Saved data entries
------------------------------------

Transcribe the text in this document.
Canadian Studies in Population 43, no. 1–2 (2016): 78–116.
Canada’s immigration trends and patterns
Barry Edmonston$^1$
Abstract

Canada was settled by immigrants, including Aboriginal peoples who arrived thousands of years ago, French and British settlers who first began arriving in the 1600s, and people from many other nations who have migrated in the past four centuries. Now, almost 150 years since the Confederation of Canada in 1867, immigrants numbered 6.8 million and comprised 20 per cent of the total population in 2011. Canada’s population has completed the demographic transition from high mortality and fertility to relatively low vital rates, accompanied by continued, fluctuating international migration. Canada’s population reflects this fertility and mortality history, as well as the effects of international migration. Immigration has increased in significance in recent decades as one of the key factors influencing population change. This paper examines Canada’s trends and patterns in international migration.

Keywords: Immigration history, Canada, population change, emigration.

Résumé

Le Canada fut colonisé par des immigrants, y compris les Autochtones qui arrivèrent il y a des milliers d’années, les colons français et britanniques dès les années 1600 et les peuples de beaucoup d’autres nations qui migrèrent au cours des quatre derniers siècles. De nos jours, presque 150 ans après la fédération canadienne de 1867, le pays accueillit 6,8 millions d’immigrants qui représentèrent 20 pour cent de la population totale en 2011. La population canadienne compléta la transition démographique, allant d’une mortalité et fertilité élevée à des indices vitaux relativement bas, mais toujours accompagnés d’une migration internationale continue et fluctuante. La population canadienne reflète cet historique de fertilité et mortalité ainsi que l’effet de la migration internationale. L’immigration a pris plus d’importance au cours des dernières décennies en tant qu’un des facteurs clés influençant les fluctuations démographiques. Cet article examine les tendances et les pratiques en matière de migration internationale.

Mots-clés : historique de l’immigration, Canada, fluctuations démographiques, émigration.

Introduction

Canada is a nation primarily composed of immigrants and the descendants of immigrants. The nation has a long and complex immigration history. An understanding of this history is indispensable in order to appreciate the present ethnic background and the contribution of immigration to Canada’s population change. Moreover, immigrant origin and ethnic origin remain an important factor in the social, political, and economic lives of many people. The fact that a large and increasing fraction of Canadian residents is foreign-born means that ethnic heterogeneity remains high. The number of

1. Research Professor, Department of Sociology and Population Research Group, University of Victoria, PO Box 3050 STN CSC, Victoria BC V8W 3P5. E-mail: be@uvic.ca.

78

------------------------------------

Print the records once more, exactly as they were given.

§ **Result**
Transcribe the text in this document.
Canadian Studies in Population 43, no. 1–2 (2016): 78–116.
Canada’s immigration trends and patterns
Barry Edmonston$^1$
Abstract

Canada was settled by immigrants, including Aboriginal peoples who arrived thousands of years ago, French and British settlers who first began arriving in the 1600s, and people from many other nations who have migrated in the past four centuries. Now, almost 150 years since the Confederation of Canada in 1867, immigrants numbered 6.8 million and comprised 20 per cent of the total population in 2011. Canada’s population has completed the demographic transition from high mortality and fertility to relatively low vital rates, accompanied by continued, fluctuating international migration. Canada’s population reflects this fertility and mortality history, as well as the effects of international migration. Immigration has increased in significance in recent decades as one of the key factors influencing population change. This paper examines Canada’s trends and patterns in international migration.

Keywords: Immigration history, Canada, population change, emigration.

Résumé

Le Canada fut colonisé par des immigrants, y compris les Autochtones qui arrivèrent il y a des milliers d’années, les colons français et britanniques dès les années 1600 et les peuples de beaucoup d’autres nations qui migrèrent au cours des quatre derniers siècles. De nos jours, presque 150 ans après la fédération canadienne de 1867, le pays accueillit 6,8 millions d’immigrants qui représentèrent 20 pour cent de la population totale en 2011. La population canadienne compléta la transition démographique, allant d’une mortalité et fertilité élevée à des indices vitaux relativement bas, mais toujours accompagnés d’une migration internationale continue et fluctuante. La population canadienne reflète cet historique de fertilité et mortalité ainsi que l’effet de la migration internationale. L’immigration a pris plus d’importance au cours des dernières décennies en tant qu’un des facteurs clés influençant les fluctuations démographiques. Cet article examine les tendances et les pratiques en matière de migration internationale.

Mots-clés : historique de l’immigration, Canada, fluctuations démographiques, émigration.

Introduction

Canada is a nation primarily composed of immigrants and the descendants of immigrants. The nation has a long and complex immigration history. An understanding of this history is indispensable in order to appreciate the present ethnic background and the contribution of immigration to Canada’s population change. Moreover, immigrant origin and ethnic origin remain an important factor in the social, political, and economic lives of many people. The fact that a large and increasing fraction of Canadian residents is foreign-born means that ethnic heterogeneity remains high. The number of

1. Research Professor, Department of Sociology and Population Research Group, University of Victoria, PO Box 3050 STN CSC, Victoria BC V8W 3P5. E-mail: be@uvic.ca.

78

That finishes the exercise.